#### Set problem:
Reproduce the records below in full and without edits, omitting images.

#### Supplied material:
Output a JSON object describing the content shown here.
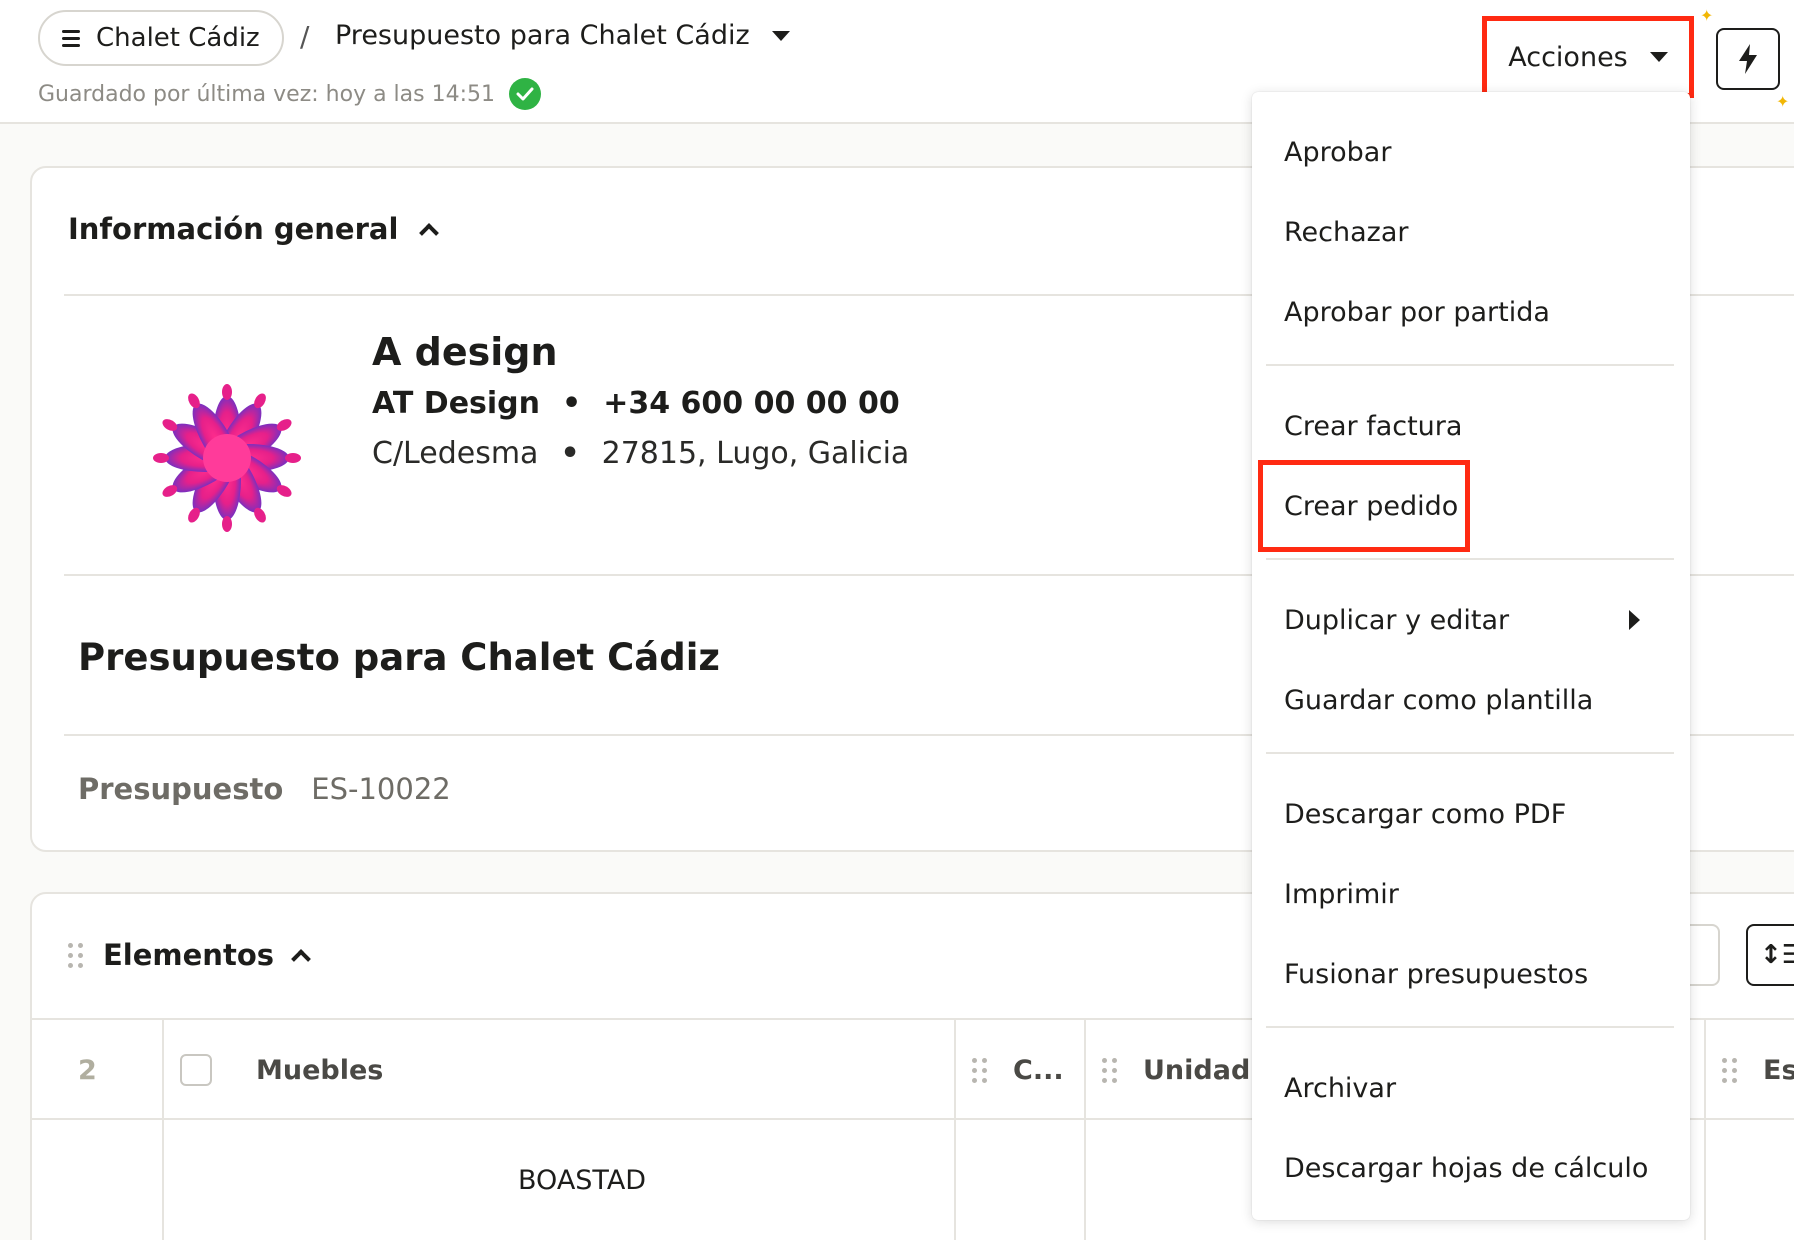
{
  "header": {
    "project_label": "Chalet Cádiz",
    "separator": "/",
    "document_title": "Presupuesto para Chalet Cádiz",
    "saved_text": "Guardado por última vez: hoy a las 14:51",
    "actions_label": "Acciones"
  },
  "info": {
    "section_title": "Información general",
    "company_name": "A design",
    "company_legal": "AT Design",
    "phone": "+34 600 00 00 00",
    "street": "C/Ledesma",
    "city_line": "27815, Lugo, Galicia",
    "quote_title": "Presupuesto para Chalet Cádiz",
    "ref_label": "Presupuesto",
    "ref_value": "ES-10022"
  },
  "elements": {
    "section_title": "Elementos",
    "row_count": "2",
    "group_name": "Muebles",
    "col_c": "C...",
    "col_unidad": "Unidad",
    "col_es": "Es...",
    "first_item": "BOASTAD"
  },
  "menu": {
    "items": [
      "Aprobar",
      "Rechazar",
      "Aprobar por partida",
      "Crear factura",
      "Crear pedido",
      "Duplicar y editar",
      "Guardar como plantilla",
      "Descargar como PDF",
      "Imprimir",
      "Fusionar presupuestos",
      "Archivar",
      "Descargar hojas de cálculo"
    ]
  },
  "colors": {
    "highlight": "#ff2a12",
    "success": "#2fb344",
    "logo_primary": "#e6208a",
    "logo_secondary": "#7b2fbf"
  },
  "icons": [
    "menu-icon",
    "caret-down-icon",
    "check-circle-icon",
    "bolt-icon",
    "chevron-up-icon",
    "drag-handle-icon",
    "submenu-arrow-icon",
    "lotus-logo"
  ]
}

#### Response:
Output a JSON object describing the content shown here.
{
  "header": {
    "project_label": "Chalet Cádiz",
    "separator": "/",
    "document_title": "Presupuesto para Chalet Cádiz",
    "saved_text": "Guardado por última vez: hoy a las 14:51",
    "actions_label": "Acciones"
  },
  "info": {
    "section_title": "Información general",
    "company_name": "A design",
    "company_legal": "AT Design",
    "phone": "+34 600 00 00 00",
    "street": "C/Ledesma",
    "city_line": "27815, Lugo, Galicia",
    "quote_title": "Presupuesto para Chalet Cádiz",
    "ref_label": "Presupuesto",
    "ref_value": "ES-10022"
  },
  "elements": {
    "section_title": "Elementos",
    "row_count": "2",
    "group_name": "Muebles",
    "col_c": "C...",
    "col_unidad": "Unidad",
    "col_es": "Es...",
    "first_item": "BOASTAD"
  },
  "menu": {
    "items": [
      "Aprobar",
      "Rechazar",
      "Aprobar por partida",
      "Crear factura",
      "Crear pedido",
      "Duplicar y editar",
      "Guardar como plantilla",
      "Descargar como PDF",
      "Imprimir",
      "Fusionar presupuestos",
      "Archivar",
      "Descargar hojas de cálculo"
    ]
  },
  "colors": {
    "highlight": "#ff2a12",
    "success": "#2fb344",
    "logo_primary": "#e6208a",
    "logo_secondary": "#7b2fbf"
  },
  "icons": [
    "menu-icon",
    "caret-down-icon",
    "check-circle-icon",
    "bolt-icon",
    "chevron-up-icon",
    "drag-handle-icon",
    "submenu-arrow-icon",
    "lotus-logo"
  ]
}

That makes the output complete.